* _Aim_
Search the records for "logo" and copy each line that holds it.

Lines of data
##########
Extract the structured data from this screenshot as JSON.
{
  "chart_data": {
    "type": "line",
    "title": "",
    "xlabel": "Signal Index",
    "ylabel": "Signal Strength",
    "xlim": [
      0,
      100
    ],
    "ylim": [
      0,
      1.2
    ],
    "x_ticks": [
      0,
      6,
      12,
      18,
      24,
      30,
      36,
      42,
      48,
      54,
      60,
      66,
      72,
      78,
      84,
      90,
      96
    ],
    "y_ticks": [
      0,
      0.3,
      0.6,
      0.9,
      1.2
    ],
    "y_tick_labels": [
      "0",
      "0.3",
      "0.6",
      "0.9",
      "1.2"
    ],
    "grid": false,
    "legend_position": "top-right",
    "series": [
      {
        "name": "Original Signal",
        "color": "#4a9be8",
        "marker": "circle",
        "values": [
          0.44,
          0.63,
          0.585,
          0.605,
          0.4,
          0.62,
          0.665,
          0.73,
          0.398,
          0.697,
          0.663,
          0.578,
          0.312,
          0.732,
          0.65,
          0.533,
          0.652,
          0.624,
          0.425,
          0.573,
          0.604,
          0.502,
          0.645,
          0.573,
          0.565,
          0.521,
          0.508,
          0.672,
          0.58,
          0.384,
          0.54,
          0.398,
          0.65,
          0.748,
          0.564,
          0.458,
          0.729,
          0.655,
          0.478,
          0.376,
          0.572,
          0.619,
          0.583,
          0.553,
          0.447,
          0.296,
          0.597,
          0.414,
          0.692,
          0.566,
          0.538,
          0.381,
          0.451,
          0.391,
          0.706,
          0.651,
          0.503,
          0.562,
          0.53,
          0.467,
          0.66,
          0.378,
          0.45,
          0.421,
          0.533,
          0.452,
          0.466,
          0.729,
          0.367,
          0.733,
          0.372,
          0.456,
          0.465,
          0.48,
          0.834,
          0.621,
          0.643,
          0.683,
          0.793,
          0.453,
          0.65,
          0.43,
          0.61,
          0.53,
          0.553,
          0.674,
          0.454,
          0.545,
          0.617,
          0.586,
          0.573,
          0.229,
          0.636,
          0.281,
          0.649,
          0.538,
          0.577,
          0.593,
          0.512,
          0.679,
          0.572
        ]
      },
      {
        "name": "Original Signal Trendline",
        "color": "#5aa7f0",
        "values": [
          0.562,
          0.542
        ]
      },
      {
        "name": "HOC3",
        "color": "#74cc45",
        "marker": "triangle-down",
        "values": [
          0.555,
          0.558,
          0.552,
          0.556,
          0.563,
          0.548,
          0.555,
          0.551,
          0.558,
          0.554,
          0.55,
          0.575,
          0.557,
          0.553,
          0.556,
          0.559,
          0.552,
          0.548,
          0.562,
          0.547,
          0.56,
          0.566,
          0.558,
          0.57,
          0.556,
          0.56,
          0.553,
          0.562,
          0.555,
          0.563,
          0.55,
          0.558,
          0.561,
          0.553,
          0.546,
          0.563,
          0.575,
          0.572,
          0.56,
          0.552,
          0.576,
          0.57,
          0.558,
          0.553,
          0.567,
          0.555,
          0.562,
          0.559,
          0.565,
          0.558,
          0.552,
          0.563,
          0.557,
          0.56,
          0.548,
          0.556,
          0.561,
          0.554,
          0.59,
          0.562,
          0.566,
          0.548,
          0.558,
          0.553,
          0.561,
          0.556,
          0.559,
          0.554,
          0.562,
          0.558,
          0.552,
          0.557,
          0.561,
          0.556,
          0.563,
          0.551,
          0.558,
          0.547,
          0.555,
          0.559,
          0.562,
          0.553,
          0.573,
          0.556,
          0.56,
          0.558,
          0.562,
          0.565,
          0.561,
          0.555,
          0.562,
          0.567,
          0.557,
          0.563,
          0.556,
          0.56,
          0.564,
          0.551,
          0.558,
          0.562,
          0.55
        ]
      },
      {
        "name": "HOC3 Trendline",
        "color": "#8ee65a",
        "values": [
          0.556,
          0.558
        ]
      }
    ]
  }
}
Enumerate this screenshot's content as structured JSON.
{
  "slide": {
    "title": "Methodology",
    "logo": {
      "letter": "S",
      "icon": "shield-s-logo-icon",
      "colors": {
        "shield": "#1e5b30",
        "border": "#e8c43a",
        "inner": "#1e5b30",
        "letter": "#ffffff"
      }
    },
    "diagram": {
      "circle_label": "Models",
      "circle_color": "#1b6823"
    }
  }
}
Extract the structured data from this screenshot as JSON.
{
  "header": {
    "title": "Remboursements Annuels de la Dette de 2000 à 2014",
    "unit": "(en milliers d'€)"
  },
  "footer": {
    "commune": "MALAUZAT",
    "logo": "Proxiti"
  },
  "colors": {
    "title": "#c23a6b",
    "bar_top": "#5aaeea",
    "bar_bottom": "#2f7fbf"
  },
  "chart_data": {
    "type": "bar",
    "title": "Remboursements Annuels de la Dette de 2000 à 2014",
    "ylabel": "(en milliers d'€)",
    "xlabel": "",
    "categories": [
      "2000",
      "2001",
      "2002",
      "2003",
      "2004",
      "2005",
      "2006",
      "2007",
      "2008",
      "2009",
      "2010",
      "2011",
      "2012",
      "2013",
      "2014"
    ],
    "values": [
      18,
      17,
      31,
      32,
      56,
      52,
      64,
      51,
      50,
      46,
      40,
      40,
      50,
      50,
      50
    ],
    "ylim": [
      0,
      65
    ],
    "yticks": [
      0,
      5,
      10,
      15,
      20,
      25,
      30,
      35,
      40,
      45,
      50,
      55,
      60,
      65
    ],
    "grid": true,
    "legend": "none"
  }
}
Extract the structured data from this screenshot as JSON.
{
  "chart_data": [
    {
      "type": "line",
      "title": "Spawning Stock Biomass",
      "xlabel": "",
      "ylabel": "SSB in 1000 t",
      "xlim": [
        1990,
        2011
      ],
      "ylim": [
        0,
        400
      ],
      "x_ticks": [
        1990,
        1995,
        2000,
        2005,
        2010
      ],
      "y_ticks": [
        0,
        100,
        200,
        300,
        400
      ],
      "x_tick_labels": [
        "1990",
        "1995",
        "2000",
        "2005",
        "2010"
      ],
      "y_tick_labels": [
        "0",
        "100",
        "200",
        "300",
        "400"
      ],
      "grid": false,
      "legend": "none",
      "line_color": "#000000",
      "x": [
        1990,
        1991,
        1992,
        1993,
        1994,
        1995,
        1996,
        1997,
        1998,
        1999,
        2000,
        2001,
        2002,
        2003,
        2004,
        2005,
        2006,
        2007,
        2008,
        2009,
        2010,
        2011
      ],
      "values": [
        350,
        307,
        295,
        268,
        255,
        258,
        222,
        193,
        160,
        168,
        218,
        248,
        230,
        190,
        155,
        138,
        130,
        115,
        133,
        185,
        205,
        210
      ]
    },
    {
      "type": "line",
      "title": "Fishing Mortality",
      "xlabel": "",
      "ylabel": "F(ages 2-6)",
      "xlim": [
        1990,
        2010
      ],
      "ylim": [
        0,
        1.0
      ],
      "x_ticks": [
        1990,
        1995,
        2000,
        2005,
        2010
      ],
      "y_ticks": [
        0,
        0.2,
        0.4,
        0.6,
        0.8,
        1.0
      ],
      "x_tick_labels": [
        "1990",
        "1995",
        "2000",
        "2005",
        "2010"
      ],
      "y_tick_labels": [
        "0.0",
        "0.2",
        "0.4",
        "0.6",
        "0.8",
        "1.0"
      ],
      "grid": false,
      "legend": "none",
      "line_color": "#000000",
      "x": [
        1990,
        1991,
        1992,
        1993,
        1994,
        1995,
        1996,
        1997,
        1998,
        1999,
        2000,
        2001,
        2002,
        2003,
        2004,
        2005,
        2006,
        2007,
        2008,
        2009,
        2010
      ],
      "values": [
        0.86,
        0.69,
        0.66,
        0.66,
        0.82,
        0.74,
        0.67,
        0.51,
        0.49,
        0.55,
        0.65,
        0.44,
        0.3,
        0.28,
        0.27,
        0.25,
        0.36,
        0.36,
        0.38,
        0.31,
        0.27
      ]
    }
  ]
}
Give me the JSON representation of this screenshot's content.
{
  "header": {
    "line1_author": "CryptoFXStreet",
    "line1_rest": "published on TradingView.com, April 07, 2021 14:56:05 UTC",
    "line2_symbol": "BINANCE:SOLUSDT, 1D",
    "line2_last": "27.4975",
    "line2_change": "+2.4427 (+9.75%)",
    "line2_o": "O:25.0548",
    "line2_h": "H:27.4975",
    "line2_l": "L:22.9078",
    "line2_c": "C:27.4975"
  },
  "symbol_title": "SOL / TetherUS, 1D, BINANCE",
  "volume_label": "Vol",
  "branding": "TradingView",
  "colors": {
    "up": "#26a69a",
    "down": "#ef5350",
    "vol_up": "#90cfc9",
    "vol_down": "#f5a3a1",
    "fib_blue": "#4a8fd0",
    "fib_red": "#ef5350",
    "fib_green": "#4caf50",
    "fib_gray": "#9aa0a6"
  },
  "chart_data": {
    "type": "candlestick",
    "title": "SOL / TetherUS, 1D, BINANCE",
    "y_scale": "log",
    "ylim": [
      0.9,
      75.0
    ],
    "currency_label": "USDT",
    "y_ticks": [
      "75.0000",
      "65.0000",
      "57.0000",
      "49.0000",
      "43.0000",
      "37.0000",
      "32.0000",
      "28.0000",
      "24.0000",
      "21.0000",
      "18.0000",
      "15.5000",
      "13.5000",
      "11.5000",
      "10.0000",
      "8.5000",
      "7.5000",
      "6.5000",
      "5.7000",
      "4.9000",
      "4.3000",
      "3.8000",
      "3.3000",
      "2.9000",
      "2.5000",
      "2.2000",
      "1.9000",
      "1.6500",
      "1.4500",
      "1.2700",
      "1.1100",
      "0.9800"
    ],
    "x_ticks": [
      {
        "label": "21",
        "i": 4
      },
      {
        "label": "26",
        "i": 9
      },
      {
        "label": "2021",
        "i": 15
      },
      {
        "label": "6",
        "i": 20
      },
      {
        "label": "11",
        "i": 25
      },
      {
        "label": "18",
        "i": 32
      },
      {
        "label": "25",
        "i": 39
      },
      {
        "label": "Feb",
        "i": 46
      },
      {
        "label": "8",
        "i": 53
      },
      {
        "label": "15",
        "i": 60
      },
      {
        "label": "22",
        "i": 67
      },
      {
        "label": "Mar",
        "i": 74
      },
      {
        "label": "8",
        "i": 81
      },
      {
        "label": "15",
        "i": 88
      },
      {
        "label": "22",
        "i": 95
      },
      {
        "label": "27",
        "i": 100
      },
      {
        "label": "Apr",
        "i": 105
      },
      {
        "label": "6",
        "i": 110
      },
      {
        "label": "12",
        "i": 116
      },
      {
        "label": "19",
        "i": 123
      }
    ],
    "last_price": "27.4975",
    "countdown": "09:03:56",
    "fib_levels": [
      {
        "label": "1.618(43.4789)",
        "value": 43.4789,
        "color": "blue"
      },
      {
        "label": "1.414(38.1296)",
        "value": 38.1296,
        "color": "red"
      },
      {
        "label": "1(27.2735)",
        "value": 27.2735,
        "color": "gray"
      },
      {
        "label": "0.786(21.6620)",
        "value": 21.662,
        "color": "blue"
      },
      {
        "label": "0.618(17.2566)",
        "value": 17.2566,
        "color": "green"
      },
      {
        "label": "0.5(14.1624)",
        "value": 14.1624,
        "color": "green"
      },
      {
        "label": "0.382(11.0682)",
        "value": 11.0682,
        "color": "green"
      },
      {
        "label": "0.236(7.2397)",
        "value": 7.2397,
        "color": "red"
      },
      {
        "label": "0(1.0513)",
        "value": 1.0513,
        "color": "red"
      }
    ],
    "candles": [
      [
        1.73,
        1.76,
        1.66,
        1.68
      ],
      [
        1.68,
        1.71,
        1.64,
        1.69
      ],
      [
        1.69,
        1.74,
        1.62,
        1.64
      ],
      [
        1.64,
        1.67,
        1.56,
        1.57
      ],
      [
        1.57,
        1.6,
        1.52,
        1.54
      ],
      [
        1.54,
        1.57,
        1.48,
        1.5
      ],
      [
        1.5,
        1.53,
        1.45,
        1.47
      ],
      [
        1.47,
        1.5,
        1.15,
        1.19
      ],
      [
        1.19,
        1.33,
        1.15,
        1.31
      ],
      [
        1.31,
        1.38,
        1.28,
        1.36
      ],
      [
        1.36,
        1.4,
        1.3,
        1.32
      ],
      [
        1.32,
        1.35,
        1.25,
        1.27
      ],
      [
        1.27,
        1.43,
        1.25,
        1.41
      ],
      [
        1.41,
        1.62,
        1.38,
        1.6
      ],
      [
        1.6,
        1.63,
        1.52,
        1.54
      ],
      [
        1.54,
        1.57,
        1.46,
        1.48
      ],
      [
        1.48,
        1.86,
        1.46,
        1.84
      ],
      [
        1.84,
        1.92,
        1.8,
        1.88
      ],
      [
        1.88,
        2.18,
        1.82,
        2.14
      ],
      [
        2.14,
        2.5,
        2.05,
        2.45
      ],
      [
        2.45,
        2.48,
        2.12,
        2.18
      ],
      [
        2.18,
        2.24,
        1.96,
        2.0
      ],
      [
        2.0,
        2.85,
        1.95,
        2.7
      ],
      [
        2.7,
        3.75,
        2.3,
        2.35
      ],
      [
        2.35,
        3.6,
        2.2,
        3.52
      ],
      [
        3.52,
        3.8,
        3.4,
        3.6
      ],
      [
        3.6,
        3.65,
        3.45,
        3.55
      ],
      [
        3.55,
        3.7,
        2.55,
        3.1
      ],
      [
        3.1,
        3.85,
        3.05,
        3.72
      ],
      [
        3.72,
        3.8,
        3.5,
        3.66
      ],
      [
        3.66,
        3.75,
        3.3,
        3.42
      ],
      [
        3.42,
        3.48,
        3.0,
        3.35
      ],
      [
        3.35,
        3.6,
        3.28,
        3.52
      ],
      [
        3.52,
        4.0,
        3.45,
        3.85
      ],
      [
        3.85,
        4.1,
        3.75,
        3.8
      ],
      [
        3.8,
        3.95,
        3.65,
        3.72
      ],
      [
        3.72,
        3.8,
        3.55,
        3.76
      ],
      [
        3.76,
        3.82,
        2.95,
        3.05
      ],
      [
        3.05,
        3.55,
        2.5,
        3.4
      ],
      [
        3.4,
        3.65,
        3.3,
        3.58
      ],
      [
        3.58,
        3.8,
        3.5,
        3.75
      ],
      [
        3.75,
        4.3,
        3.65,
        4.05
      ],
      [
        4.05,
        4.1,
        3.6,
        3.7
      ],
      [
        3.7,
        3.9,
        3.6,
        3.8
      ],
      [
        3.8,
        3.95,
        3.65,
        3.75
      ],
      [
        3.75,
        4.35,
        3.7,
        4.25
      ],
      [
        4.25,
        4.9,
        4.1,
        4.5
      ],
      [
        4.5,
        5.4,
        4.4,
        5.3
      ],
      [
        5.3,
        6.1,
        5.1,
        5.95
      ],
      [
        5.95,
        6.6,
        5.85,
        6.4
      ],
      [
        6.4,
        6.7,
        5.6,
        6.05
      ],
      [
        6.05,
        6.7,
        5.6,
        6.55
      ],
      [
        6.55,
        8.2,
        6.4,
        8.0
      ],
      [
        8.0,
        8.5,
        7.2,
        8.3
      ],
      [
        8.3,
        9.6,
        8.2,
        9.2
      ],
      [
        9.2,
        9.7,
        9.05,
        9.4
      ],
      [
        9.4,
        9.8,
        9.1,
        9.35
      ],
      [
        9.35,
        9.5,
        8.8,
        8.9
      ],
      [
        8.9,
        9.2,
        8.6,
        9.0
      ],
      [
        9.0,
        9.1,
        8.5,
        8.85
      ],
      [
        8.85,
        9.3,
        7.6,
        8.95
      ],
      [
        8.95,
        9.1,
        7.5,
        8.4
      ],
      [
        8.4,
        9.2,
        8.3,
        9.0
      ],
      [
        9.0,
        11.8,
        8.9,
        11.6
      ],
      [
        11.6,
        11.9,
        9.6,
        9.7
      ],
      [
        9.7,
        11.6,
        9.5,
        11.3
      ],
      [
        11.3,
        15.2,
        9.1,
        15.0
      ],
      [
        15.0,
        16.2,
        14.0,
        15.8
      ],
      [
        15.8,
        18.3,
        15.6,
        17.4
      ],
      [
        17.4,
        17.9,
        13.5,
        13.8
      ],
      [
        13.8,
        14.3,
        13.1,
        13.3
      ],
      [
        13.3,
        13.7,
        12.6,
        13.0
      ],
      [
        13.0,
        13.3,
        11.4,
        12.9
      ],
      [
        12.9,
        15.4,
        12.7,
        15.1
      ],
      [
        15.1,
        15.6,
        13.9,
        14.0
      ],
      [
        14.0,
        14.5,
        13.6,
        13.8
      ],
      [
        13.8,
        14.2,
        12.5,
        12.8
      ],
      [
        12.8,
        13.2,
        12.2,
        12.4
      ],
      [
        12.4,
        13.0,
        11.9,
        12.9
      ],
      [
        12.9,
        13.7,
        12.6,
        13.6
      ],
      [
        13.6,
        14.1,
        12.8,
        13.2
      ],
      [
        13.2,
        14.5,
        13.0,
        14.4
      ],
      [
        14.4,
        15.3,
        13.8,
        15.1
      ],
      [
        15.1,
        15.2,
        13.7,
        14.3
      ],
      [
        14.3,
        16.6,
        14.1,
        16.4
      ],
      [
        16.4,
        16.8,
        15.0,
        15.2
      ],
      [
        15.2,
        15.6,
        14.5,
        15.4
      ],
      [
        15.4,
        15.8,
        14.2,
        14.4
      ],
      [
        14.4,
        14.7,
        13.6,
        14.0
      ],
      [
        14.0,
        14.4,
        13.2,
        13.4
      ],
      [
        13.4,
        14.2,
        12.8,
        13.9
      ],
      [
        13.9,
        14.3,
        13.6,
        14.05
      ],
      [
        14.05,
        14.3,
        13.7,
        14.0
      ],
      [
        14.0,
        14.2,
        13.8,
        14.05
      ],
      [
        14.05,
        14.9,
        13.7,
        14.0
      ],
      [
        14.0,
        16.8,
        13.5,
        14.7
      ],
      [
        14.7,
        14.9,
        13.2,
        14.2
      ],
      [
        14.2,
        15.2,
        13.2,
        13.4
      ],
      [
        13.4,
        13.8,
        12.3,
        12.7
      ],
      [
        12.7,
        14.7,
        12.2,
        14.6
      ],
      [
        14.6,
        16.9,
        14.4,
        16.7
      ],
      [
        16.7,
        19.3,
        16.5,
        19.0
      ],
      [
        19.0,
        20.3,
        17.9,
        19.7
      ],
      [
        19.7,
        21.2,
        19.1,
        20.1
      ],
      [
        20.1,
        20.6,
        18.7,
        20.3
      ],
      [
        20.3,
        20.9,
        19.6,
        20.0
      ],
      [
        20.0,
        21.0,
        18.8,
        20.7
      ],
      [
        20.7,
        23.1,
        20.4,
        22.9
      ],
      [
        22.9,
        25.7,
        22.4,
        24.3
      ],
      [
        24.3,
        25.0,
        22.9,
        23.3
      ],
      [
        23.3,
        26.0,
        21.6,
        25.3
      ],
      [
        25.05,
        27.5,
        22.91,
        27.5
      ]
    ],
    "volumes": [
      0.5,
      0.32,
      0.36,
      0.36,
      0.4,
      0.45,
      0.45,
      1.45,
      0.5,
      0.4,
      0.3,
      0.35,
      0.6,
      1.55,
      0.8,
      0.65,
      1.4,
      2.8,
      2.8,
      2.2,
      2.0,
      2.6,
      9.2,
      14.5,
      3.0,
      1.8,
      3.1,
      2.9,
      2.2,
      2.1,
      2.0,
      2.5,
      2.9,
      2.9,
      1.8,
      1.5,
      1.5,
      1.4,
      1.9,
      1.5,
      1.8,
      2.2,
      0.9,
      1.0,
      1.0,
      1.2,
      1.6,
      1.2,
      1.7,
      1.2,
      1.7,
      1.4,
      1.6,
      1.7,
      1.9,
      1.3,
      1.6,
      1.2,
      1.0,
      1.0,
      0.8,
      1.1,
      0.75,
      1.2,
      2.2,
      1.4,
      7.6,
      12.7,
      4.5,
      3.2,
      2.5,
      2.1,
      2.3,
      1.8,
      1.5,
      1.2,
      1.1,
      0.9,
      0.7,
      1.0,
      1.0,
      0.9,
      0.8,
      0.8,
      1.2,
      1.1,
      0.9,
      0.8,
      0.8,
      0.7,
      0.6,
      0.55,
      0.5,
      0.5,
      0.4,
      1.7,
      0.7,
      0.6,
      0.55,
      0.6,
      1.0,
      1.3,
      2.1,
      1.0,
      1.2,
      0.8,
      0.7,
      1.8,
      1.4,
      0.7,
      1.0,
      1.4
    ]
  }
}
##########
* _Output of the task_
    "logo": {
      "icon": "shield-s-logo-icon",
    "logo": "Proxiti"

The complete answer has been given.